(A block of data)
============

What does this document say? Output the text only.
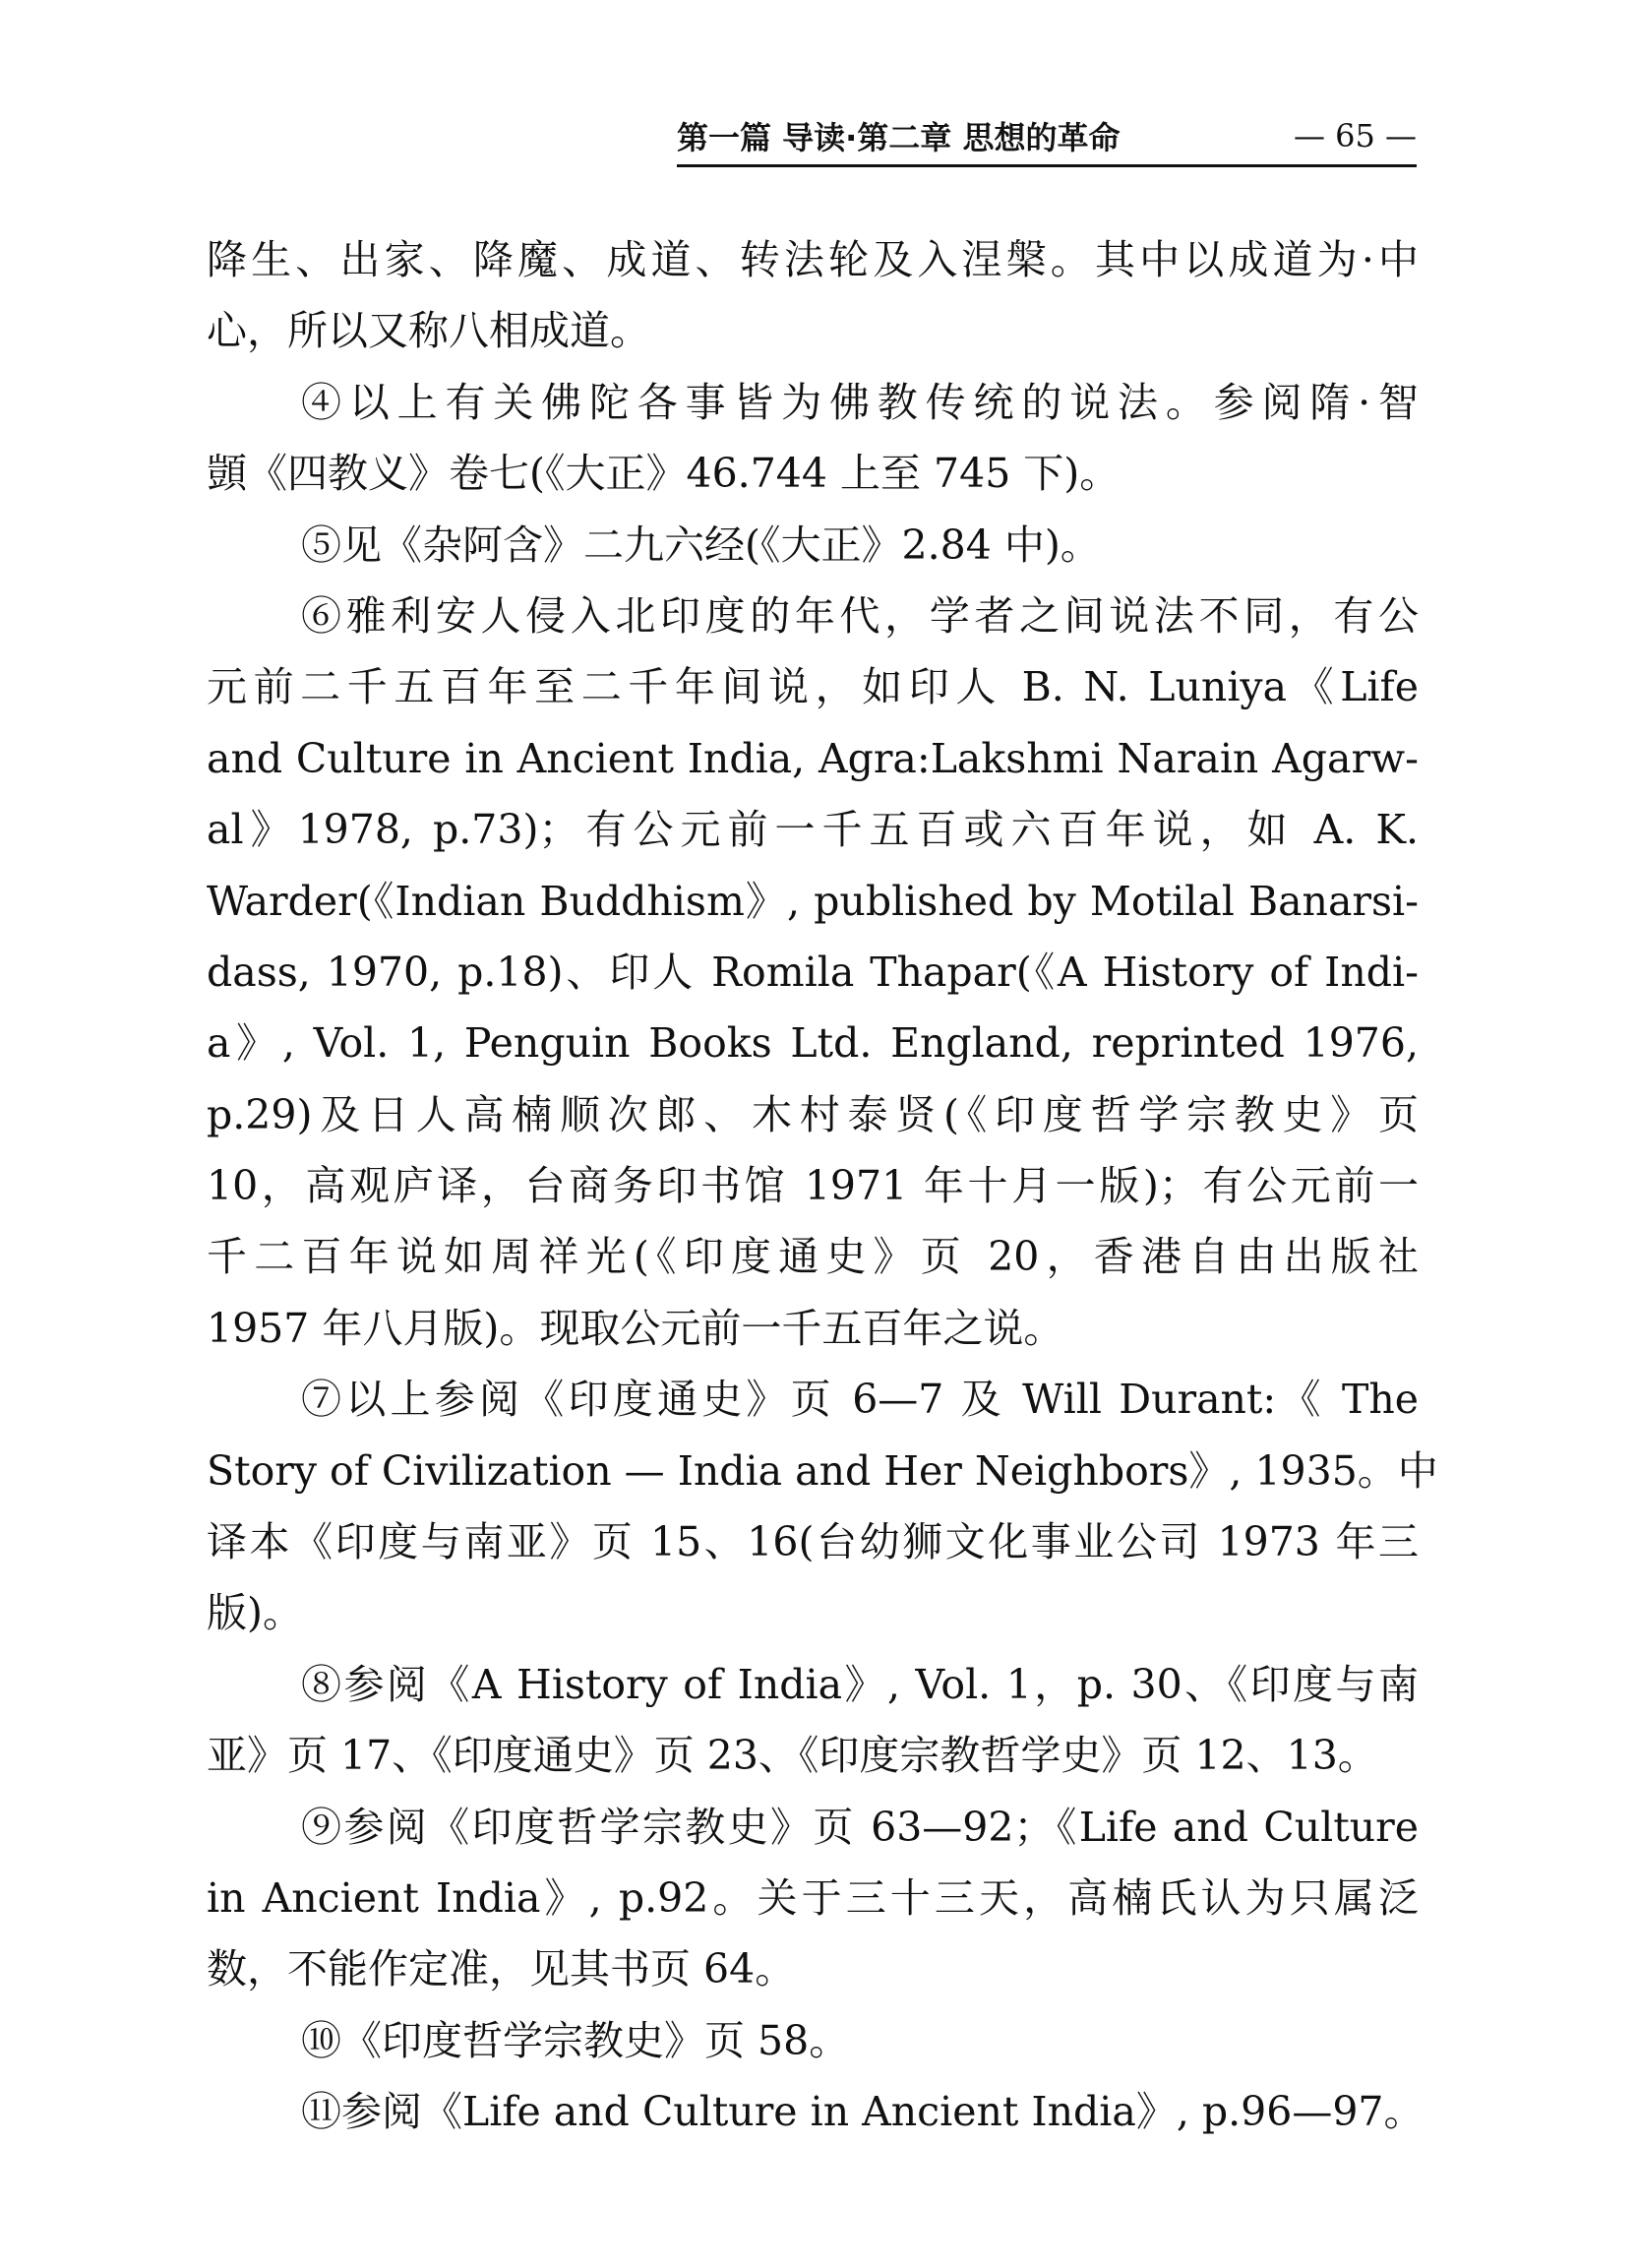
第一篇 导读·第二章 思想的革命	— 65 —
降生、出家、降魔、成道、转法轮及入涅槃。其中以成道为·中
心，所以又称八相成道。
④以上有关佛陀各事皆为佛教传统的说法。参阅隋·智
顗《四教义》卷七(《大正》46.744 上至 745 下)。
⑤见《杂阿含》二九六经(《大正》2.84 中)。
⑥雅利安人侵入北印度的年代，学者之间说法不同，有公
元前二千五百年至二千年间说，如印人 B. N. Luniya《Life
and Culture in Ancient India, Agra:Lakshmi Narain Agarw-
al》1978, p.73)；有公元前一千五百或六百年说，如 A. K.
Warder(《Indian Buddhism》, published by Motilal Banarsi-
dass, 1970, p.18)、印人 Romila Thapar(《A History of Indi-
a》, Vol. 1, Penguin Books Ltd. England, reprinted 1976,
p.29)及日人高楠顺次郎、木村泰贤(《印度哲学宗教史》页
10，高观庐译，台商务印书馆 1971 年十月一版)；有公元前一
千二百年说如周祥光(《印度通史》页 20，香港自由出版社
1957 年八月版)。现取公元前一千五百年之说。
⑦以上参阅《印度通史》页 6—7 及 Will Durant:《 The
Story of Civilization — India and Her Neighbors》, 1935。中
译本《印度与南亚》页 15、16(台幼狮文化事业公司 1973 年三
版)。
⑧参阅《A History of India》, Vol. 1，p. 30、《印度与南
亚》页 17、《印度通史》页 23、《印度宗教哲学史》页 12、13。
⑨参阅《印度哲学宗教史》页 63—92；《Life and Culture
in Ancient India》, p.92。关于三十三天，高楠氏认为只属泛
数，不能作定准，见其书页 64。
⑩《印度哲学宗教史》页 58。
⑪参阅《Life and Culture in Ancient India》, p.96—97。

============

## WHAT YOU HAVE TO DO
In the listing above, count each line that holds the string "Life". Give the number only.

## ANSWER TO THIS PROBLEM
3